Set task - Restate the records below word for word, and omit the images they hold.

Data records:

__________

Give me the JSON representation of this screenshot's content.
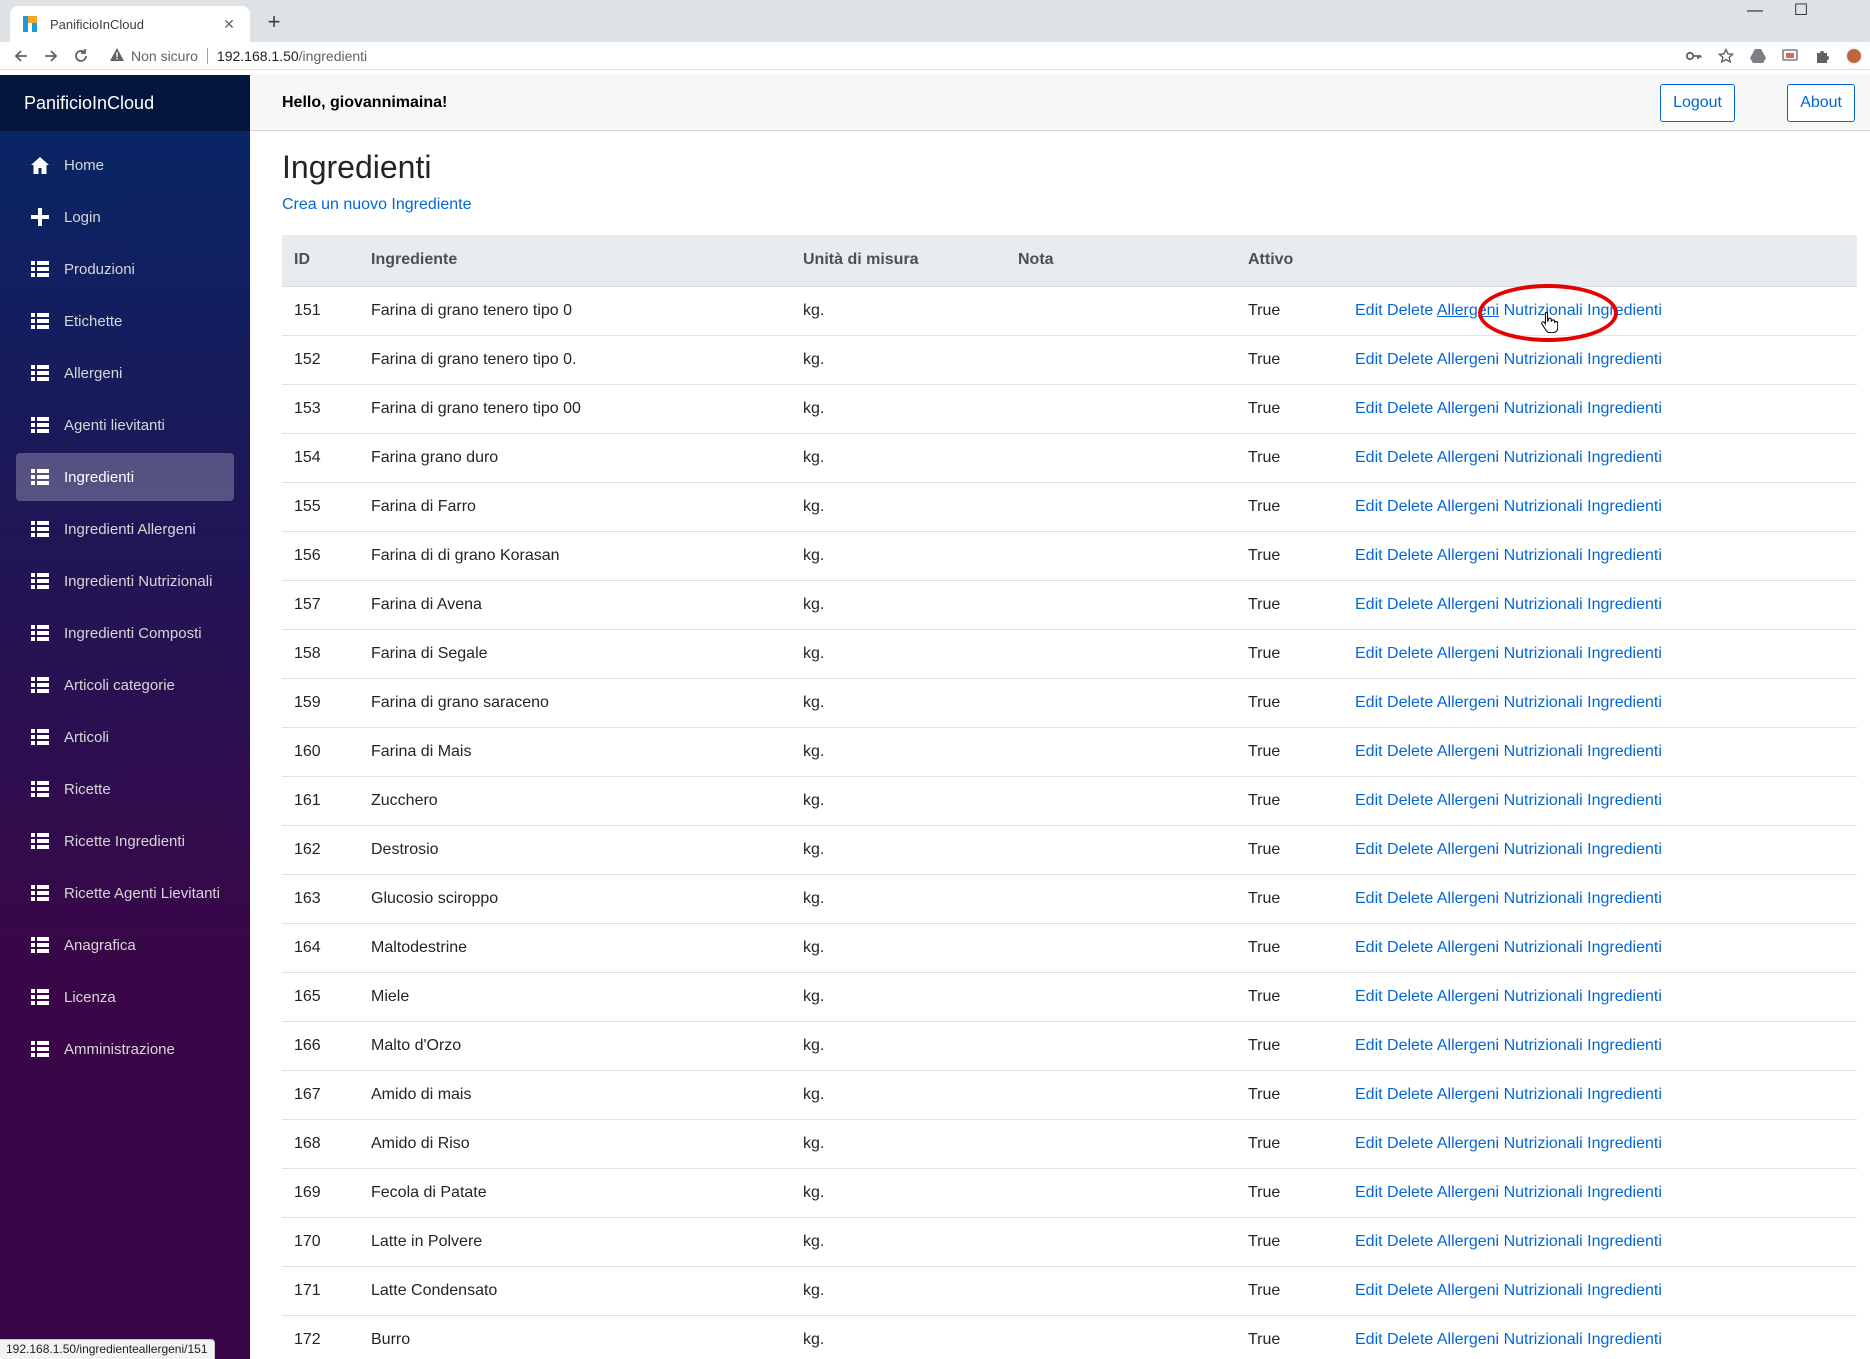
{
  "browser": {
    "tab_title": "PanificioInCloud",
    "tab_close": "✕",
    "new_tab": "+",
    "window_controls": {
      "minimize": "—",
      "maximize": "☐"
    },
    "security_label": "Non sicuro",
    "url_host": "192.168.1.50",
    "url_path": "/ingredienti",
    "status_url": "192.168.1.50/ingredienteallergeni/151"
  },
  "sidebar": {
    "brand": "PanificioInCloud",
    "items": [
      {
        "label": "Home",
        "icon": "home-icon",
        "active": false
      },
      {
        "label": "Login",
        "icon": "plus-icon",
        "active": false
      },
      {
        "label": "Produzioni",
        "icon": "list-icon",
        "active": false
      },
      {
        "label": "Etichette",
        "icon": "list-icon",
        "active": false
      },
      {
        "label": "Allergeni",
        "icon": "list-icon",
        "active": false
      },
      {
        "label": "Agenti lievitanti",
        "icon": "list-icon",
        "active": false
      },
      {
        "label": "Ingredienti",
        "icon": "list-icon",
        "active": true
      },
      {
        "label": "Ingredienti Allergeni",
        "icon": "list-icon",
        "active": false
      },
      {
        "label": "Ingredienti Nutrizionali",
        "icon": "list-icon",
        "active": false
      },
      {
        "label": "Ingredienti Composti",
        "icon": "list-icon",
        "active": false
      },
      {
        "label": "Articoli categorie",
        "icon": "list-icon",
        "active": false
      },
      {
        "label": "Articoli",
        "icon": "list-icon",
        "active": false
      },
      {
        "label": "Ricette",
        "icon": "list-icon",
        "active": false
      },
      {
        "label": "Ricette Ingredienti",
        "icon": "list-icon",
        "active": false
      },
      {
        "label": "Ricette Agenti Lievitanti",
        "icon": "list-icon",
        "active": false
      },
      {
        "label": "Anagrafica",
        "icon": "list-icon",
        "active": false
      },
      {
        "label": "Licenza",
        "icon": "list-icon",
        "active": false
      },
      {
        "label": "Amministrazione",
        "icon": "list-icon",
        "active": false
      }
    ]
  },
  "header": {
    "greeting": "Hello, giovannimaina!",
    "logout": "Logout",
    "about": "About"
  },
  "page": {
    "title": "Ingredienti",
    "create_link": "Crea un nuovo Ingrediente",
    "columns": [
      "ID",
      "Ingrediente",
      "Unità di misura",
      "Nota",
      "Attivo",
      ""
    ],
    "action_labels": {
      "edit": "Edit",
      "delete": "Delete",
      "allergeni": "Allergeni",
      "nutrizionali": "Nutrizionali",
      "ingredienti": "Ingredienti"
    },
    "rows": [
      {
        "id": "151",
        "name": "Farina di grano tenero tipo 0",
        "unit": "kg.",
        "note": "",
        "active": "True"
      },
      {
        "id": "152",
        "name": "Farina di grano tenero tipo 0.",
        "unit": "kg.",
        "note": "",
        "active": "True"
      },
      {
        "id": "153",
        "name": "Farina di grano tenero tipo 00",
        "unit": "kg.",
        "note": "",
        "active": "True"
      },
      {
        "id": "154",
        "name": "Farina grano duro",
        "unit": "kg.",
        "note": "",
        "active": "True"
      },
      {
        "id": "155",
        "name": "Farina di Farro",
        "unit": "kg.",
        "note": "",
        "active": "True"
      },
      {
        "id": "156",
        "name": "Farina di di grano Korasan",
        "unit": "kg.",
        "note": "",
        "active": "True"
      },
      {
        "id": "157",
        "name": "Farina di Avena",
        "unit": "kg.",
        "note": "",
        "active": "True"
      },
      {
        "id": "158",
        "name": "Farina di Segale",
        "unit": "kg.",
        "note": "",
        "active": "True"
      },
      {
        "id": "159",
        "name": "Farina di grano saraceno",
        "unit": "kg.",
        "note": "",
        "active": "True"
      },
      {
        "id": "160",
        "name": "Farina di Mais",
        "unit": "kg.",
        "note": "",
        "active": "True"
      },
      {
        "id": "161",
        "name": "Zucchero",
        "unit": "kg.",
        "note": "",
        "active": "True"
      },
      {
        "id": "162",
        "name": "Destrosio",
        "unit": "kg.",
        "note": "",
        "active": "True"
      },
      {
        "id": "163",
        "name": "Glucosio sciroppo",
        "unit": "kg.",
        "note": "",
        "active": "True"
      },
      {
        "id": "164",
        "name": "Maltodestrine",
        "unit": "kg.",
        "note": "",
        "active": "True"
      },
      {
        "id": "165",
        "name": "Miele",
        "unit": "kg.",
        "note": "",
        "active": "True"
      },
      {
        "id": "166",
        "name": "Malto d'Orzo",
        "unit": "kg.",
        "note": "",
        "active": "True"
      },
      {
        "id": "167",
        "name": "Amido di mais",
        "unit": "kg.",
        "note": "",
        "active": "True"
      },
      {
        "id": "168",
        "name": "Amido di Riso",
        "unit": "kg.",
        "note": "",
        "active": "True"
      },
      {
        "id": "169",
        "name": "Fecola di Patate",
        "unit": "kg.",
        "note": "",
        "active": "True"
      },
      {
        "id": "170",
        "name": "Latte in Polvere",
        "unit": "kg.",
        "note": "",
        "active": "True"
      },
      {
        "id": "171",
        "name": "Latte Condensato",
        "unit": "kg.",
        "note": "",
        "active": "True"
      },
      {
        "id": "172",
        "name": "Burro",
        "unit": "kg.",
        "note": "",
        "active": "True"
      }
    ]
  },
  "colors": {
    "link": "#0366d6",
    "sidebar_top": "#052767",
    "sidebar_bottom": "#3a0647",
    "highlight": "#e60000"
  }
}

__________

The output -
Give me the JSON representation of this screenshot's content.
{
  "browser": {
    "tab_title": "PanificioInCloud",
    "tab_close": "✕",
    "new_tab": "+",
    "window_controls": {
      "minimize": "—",
      "maximize": "☐"
    },
    "security_label": "Non sicuro",
    "url_host": "192.168.1.50",
    "url_path": "/ingredienti",
    "status_url": "192.168.1.50/ingredienteallergeni/151"
  },
  "sidebar": {
    "brand": "PanificioInCloud",
    "items": [
      {
        "label": "Home",
        "icon": "home-icon",
        "active": false
      },
      {
        "label": "Login",
        "icon": "plus-icon",
        "active": false
      },
      {
        "label": "Produzioni",
        "icon": "list-icon",
        "active": false
      },
      {
        "label": "Etichette",
        "icon": "list-icon",
        "active": false
      },
      {
        "label": "Allergeni",
        "icon": "list-icon",
        "active": false
      },
      {
        "label": "Agenti lievitanti",
        "icon": "list-icon",
        "active": false
      },
      {
        "label": "Ingredienti",
        "icon": "list-icon",
        "active": true
      },
      {
        "label": "Ingredienti Allergeni",
        "icon": "list-icon",
        "active": false
      },
      {
        "label": "Ingredienti Nutrizionali",
        "icon": "list-icon",
        "active": false
      },
      {
        "label": "Ingredienti Composti",
        "icon": "list-icon",
        "active": false
      },
      {
        "label": "Articoli categorie",
        "icon": "list-icon",
        "active": false
      },
      {
        "label": "Articoli",
        "icon": "list-icon",
        "active": false
      },
      {
        "label": "Ricette",
        "icon": "list-icon",
        "active": false
      },
      {
        "label": "Ricette Ingredienti",
        "icon": "list-icon",
        "active": false
      },
      {
        "label": "Ricette Agenti Lievitanti",
        "icon": "list-icon",
        "active": false
      },
      {
        "label": "Anagrafica",
        "icon": "list-icon",
        "active": false
      },
      {
        "label": "Licenza",
        "icon": "list-icon",
        "active": false
      },
      {
        "label": "Amministrazione",
        "icon": "list-icon",
        "active": false
      }
    ]
  },
  "header": {
    "greeting": "Hello, giovannimaina!",
    "logout": "Logout",
    "about": "About"
  },
  "page": {
    "title": "Ingredienti",
    "create_link": "Crea un nuovo Ingrediente",
    "columns": [
      "ID",
      "Ingrediente",
      "Unità di misura",
      "Nota",
      "Attivo",
      ""
    ],
    "action_labels": {
      "edit": "Edit",
      "delete": "Delete",
      "allergeni": "Allergeni",
      "nutrizionali": "Nutrizionali",
      "ingredienti": "Ingredienti"
    },
    "rows": [
      {
        "id": "151",
        "name": "Farina di grano tenero tipo 0",
        "unit": "kg.",
        "note": "",
        "active": "True"
      },
      {
        "id": "152",
        "name": "Farina di grano tenero tipo 0.",
        "unit": "kg.",
        "note": "",
        "active": "True"
      },
      {
        "id": "153",
        "name": "Farina di grano tenero tipo 00",
        "unit": "kg.",
        "note": "",
        "active": "True"
      },
      {
        "id": "154",
        "name": "Farina grano duro",
        "unit": "kg.",
        "note": "",
        "active": "True"
      },
      {
        "id": "155",
        "name": "Farina di Farro",
        "unit": "kg.",
        "note": "",
        "active": "True"
      },
      {
        "id": "156",
        "name": "Farina di di grano Korasan",
        "unit": "kg.",
        "note": "",
        "active": "True"
      },
      {
        "id": "157",
        "name": "Farina di Avena",
        "unit": "kg.",
        "note": "",
        "active": "True"
      },
      {
        "id": "158",
        "name": "Farina di Segale",
        "unit": "kg.",
        "note": "",
        "active": "True"
      },
      {
        "id": "159",
        "name": "Farina di grano saraceno",
        "unit": "kg.",
        "note": "",
        "active": "True"
      },
      {
        "id": "160",
        "name": "Farina di Mais",
        "unit": "kg.",
        "note": "",
        "active": "True"
      },
      {
        "id": "161",
        "name": "Zucchero",
        "unit": "kg.",
        "note": "",
        "active": "True"
      },
      {
        "id": "162",
        "name": "Destrosio",
        "unit": "kg.",
        "note": "",
        "active": "True"
      },
      {
        "id": "163",
        "name": "Glucosio sciroppo",
        "unit": "kg.",
        "note": "",
        "active": "True"
      },
      {
        "id": "164",
        "name": "Maltodestrine",
        "unit": "kg.",
        "note": "",
        "active": "True"
      },
      {
        "id": "165",
        "name": "Miele",
        "unit": "kg.",
        "note": "",
        "active": "True"
      },
      {
        "id": "166",
        "name": "Malto d'Orzo",
        "unit": "kg.",
        "note": "",
        "active": "True"
      },
      {
        "id": "167",
        "name": "Amido di mais",
        "unit": "kg.",
        "note": "",
        "active": "True"
      },
      {
        "id": "168",
        "name": "Amido di Riso",
        "unit": "kg.",
        "note": "",
        "active": "True"
      },
      {
        "id": "169",
        "name": "Fecola di Patate",
        "unit": "kg.",
        "note": "",
        "active": "True"
      },
      {
        "id": "170",
        "name": "Latte in Polvere",
        "unit": "kg.",
        "note": "",
        "active": "True"
      },
      {
        "id": "171",
        "name": "Latte Condensato",
        "unit": "kg.",
        "note": "",
        "active": "True"
      },
      {
        "id": "172",
        "name": "Burro",
        "unit": "kg.",
        "note": "",
        "active": "True"
      }
    ]
  },
  "colors": {
    "link": "#0366d6",
    "sidebar_top": "#052767",
    "sidebar_bottom": "#3a0647",
    "highlight": "#e60000"
  }
}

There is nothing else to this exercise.